'''

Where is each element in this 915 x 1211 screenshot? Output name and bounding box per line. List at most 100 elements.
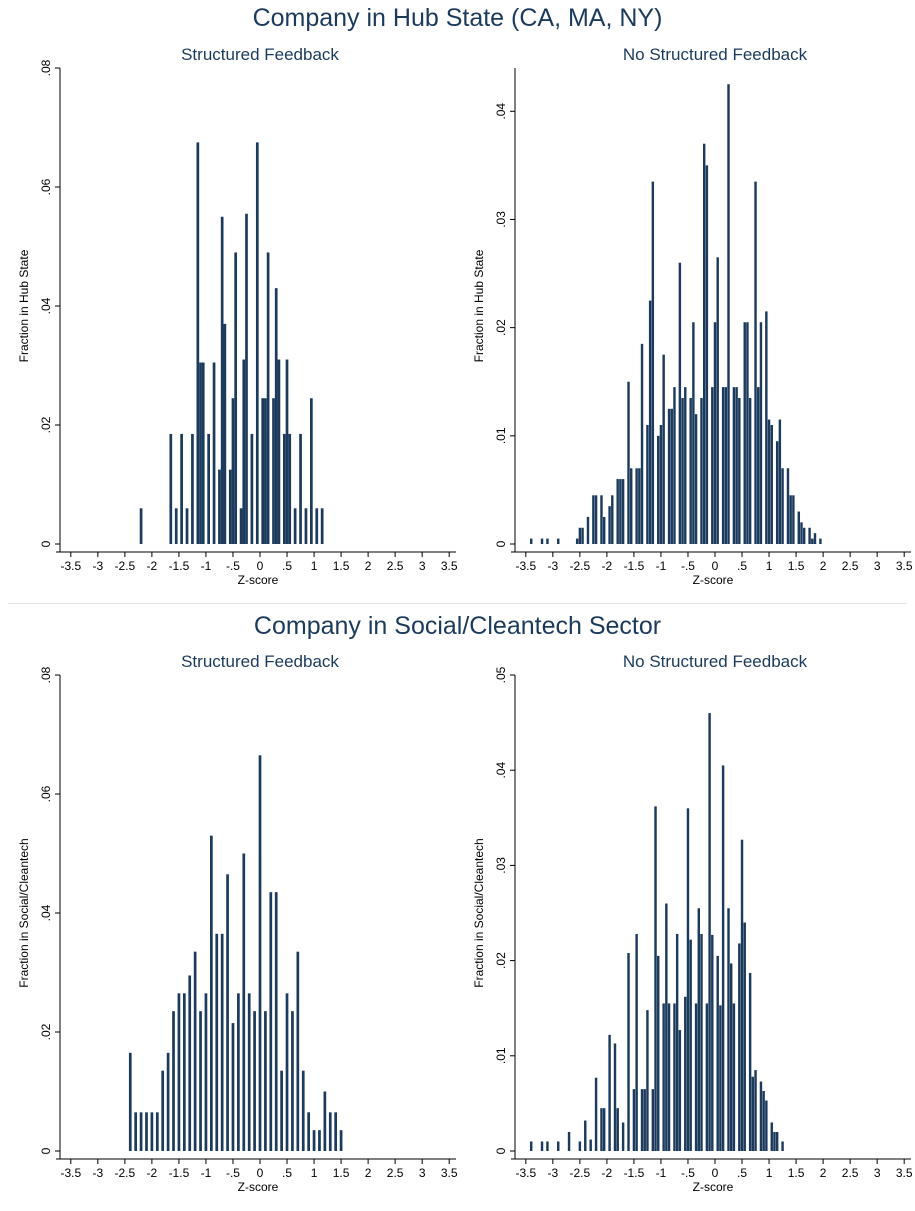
histogram-bar bbox=[657, 955, 660, 1151]
y-tick-label: .02 bbox=[39, 1023, 53, 1040]
histogram-bar bbox=[312, 1130, 316, 1151]
histogram-bar bbox=[594, 495, 598, 544]
section-title-hub-state: Company in Hub State (CA, MA, NY) bbox=[252, 4, 663, 32]
histogram-bar bbox=[667, 408, 671, 544]
histogram-bar bbox=[797, 511, 800, 544]
histogram-bar bbox=[134, 1112, 138, 1151]
histogram-bar bbox=[223, 323, 227, 544]
histogram-bar bbox=[174, 508, 178, 544]
x-tick-label: 1.5 bbox=[333, 559, 350, 573]
histogram-bar bbox=[594, 1077, 598, 1151]
x-axis-title: Z-score bbox=[693, 573, 734, 587]
histogram-bar bbox=[621, 1122, 625, 1151]
x-tick-label: 3.5 bbox=[441, 559, 458, 573]
histogram-bar bbox=[546, 538, 549, 544]
histogram-bar bbox=[204, 993, 208, 1151]
histogram-bar bbox=[700, 397, 703, 544]
histogram-bar bbox=[258, 755, 262, 1151]
histogram-bar bbox=[296, 951, 300, 1151]
histogram-bar bbox=[708, 713, 711, 1151]
histogram-bar bbox=[778, 419, 782, 544]
histogram-bar bbox=[266, 252, 270, 544]
histogram-bar bbox=[727, 908, 730, 1151]
histogram-bar bbox=[272, 398, 275, 544]
histogram-bar bbox=[802, 527, 806, 544]
histogram-bar bbox=[608, 1034, 611, 1151]
histogram-bar bbox=[145, 1112, 148, 1151]
y-tick-label: .04 bbox=[494, 762, 508, 779]
histogram-bar bbox=[166, 1052, 170, 1151]
histogram-bar bbox=[662, 354, 665, 544]
histogram-bar bbox=[705, 1003, 709, 1151]
histogram-bar bbox=[740, 839, 744, 1151]
x-tick-label: -3 bbox=[548, 1166, 559, 1180]
histogram-bar bbox=[196, 142, 200, 544]
x-tick-label: 0 bbox=[712, 559, 719, 573]
y-tick-label: .08 bbox=[39, 59, 53, 76]
histogram-bar bbox=[746, 322, 749, 544]
subplot-title: No Structured Feedback bbox=[623, 652, 808, 671]
subplot-title: Structured Feedback bbox=[181, 652, 339, 671]
histogram-bar bbox=[191, 433, 194, 544]
histogram-bar bbox=[719, 1005, 722, 1151]
histogram-bar bbox=[185, 508, 189, 544]
histogram-bar bbox=[315, 508, 319, 544]
histogram-bar bbox=[264, 398, 267, 544]
x-tick-label: 2.5 bbox=[387, 559, 404, 573]
histogram-bar bbox=[567, 1131, 571, 1151]
histogram-bar bbox=[681, 397, 684, 544]
histogram-bar bbox=[578, 1141, 582, 1151]
histogram-bar bbox=[640, 343, 644, 544]
y-tick-label: .03 bbox=[494, 211, 508, 228]
histogram-bar bbox=[659, 425, 663, 544]
histogram-bar bbox=[732, 387, 736, 544]
y-tick-label: .06 bbox=[39, 785, 53, 802]
y-tick-label: .04 bbox=[39, 297, 53, 314]
histogram-bar bbox=[280, 1070, 283, 1151]
histogram-bar bbox=[245, 213, 248, 544]
y-tick-label: 0 bbox=[39, 540, 53, 547]
histogram-bar bbox=[727, 84, 730, 545]
histogram-bar bbox=[800, 522, 803, 544]
histogram-bar bbox=[738, 943, 741, 1151]
histogram-bar bbox=[721, 387, 725, 544]
histogram-bar bbox=[643, 1089, 646, 1151]
chart-hub-no-structured: No Structured Feedback0.01.02.03.04-3.5-… bbox=[472, 45, 913, 587]
x-tick-label: 2.5 bbox=[842, 1166, 859, 1180]
histogram-bar bbox=[759, 322, 763, 544]
histogram-bar bbox=[670, 408, 673, 544]
histogram-bar bbox=[323, 1091, 327, 1151]
histogram-bar bbox=[239, 508, 243, 544]
histogram-bar bbox=[285, 993, 289, 1151]
histogram-bar bbox=[210, 835, 213, 1151]
x-tick-label: 3 bbox=[874, 1166, 881, 1180]
histogram-bar bbox=[735, 387, 738, 544]
histogram-bar bbox=[627, 381, 630, 544]
x-tick-label: -1.5 bbox=[624, 559, 645, 573]
histogram-bar bbox=[765, 1100, 768, 1151]
x-tick-label: -3.5 bbox=[515, 559, 536, 573]
x-tick-label: -1 bbox=[201, 1166, 212, 1180]
histogram-bar bbox=[237, 993, 240, 1151]
histogram-bar bbox=[611, 495, 614, 544]
histogram-bar bbox=[770, 425, 773, 544]
histogram-bar bbox=[621, 479, 625, 544]
histogram-bar bbox=[697, 908, 700, 1151]
x-axis-title: Z-score bbox=[238, 1180, 279, 1194]
histogram-bar bbox=[811, 538, 814, 544]
histogram-bar bbox=[234, 252, 238, 544]
histogram-bar bbox=[220, 933, 224, 1151]
x-tick-label: 3.5 bbox=[896, 1166, 913, 1180]
histogram-bar bbox=[757, 387, 760, 544]
y-tick-label: 0 bbox=[494, 540, 508, 547]
x-tick-label: -2.5 bbox=[115, 559, 136, 573]
histogram-bar bbox=[602, 516, 606, 544]
histogram-bar bbox=[318, 1130, 321, 1151]
histogram-bar bbox=[654, 806, 657, 1151]
x-tick-label: -3 bbox=[93, 1166, 104, 1180]
y-tick-label: .06 bbox=[39, 178, 53, 195]
y-tick-label: .01 bbox=[494, 1047, 508, 1064]
x-tick-label: -1.5 bbox=[169, 559, 190, 573]
section-divider bbox=[8, 603, 907, 604]
x-tick-label: 0 bbox=[712, 1166, 719, 1180]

'''

■ TASK DETAILS ■
Copy out every item above word for word, omitting the pictures.

■ ANSWER TO THE EXERCISE ■
Where is each element in this 915 x 1211 screenshot? Output name and bounding box per line. List at most 100 elements.
histogram-bar bbox=[657, 955, 660, 1151]
y-tick-label: .02 bbox=[39, 1023, 53, 1040]
histogram-bar bbox=[312, 1130, 316, 1151]
histogram-bar bbox=[594, 495, 598, 544]
section-title-hub-state: Company in Hub State (CA, MA, NY) bbox=[252, 4, 663, 32]
histogram-bar bbox=[667, 408, 671, 544]
histogram-bar bbox=[797, 511, 800, 544]
histogram-bar bbox=[134, 1112, 138, 1151]
histogram-bar bbox=[223, 323, 227, 544]
histogram-bar bbox=[174, 508, 178, 544]
x-tick-label: 1.5 bbox=[333, 559, 350, 573]
histogram-bar bbox=[594, 1077, 598, 1151]
x-axis-title: Z-score bbox=[693, 573, 734, 587]
histogram-bar bbox=[621, 1122, 625, 1151]
x-tick-label: 3.5 bbox=[441, 559, 458, 573]
histogram-bar bbox=[546, 538, 549, 544]
histogram-bar bbox=[204, 993, 208, 1151]
histogram-bar bbox=[700, 397, 703, 544]
histogram-bar bbox=[258, 755, 262, 1151]
histogram-bar bbox=[296, 951, 300, 1151]
histogram-bar bbox=[708, 713, 711, 1151]
histogram-bar bbox=[778, 419, 782, 544]
histogram-bar bbox=[266, 252, 270, 544]
histogram-bar bbox=[727, 908, 730, 1151]
histogram-bar bbox=[272, 398, 275, 544]
histogram-bar bbox=[802, 527, 806, 544]
histogram-bar bbox=[608, 1034, 611, 1151]
histogram-bar bbox=[145, 1112, 148, 1151]
y-tick-label: .04 bbox=[494, 762, 508, 779]
histogram-bar bbox=[166, 1052, 170, 1151]
histogram-bar bbox=[662, 354, 665, 544]
histogram-bar bbox=[705, 1003, 709, 1151]
histogram-bar bbox=[740, 839, 744, 1151]
x-tick-label: -3 bbox=[548, 1166, 559, 1180]
histogram-bar bbox=[196, 142, 200, 544]
x-tick-label: 0 bbox=[712, 559, 719, 573]
y-tick-label: .08 bbox=[39, 59, 53, 76]
histogram-bar bbox=[746, 322, 749, 544]
subplot-title: No Structured Feedback bbox=[623, 652, 808, 671]
subplot-title: Structured Feedback bbox=[181, 652, 339, 671]
histogram-bar bbox=[191, 433, 194, 544]
histogram-bar bbox=[719, 1005, 722, 1151]
histogram-bar bbox=[185, 508, 189, 544]
histogram-bar bbox=[315, 508, 319, 544]
histogram-bar bbox=[264, 398, 267, 544]
x-tick-label: 2.5 bbox=[387, 559, 404, 573]
histogram-bar bbox=[567, 1131, 571, 1151]
histogram-bar bbox=[681, 397, 684, 544]
histogram-bar bbox=[578, 1141, 582, 1151]
histogram-bar bbox=[640, 343, 644, 544]
y-tick-label: .03 bbox=[494, 211, 508, 228]
histogram-bar bbox=[659, 425, 663, 544]
histogram-bar bbox=[732, 387, 736, 544]
y-tick-label: .06 bbox=[39, 785, 53, 802]
y-tick-label: .04 bbox=[39, 297, 53, 314]
histogram-bar bbox=[280, 1070, 283, 1151]
histogram-bar bbox=[245, 213, 248, 544]
y-tick-label: 0 bbox=[39, 540, 53, 547]
histogram-bar bbox=[727, 84, 730, 545]
histogram-bar bbox=[800, 522, 803, 544]
histogram-bar bbox=[738, 943, 741, 1151]
histogram-bar bbox=[721, 387, 725, 544]
histogram-bar bbox=[643, 1089, 646, 1151]
chart-hub-no-structured: No Structured Feedback0.01.02.03.04-3.5-… bbox=[472, 45, 913, 587]
x-tick-label: 2.5 bbox=[842, 1166, 859, 1180]
histogram-bar bbox=[759, 322, 763, 544]
histogram-bar bbox=[670, 408, 673, 544]
histogram-bar bbox=[323, 1091, 327, 1151]
histogram-bar bbox=[239, 508, 243, 544]
histogram-bar bbox=[285, 993, 289, 1151]
histogram-bar bbox=[210, 835, 213, 1151]
x-tick-label: 3 bbox=[874, 1166, 881, 1180]
histogram-bar bbox=[735, 387, 738, 544]
histogram-bar bbox=[627, 381, 630, 544]
x-tick-label: -1.5 bbox=[624, 559, 645, 573]
histogram-bar bbox=[765, 1100, 768, 1151]
x-tick-label: -3.5 bbox=[515, 559, 536, 573]
x-tick-label: -1 bbox=[201, 1166, 212, 1180]
histogram-bar bbox=[237, 993, 240, 1151]
histogram-bar bbox=[611, 495, 614, 544]
histogram-bar bbox=[770, 425, 773, 544]
histogram-bar bbox=[621, 479, 625, 544]
histogram-bar bbox=[697, 908, 700, 1151]
x-axis-title: Z-score bbox=[238, 1180, 279, 1194]
histogram-bar bbox=[811, 538, 814, 544]
histogram-bar bbox=[234, 252, 238, 544]
histogram-bar bbox=[220, 933, 224, 1151]
x-tick-label: 3.5 bbox=[896, 1166, 913, 1180]
histogram-bar bbox=[757, 387, 760, 544]
y-tick-label: 0 bbox=[494, 540, 508, 547]
x-tick-label: -2.5 bbox=[115, 559, 136, 573]
histogram-bar bbox=[602, 516, 606, 544]
histogram-bar bbox=[318, 1130, 321, 1151]
histogram-bar bbox=[654, 806, 657, 1151]
x-tick-label: -3 bbox=[93, 1166, 104, 1180]
y-tick-label: .06 bbox=[39, 178, 53, 195]
y-tick-label: .01 bbox=[494, 1047, 508, 1064]
x-tick-label: -1.5 bbox=[169, 559, 190, 573]
section-divider bbox=[8, 603, 907, 604]
x-tick-label: 0 bbox=[712, 1166, 719, 1180]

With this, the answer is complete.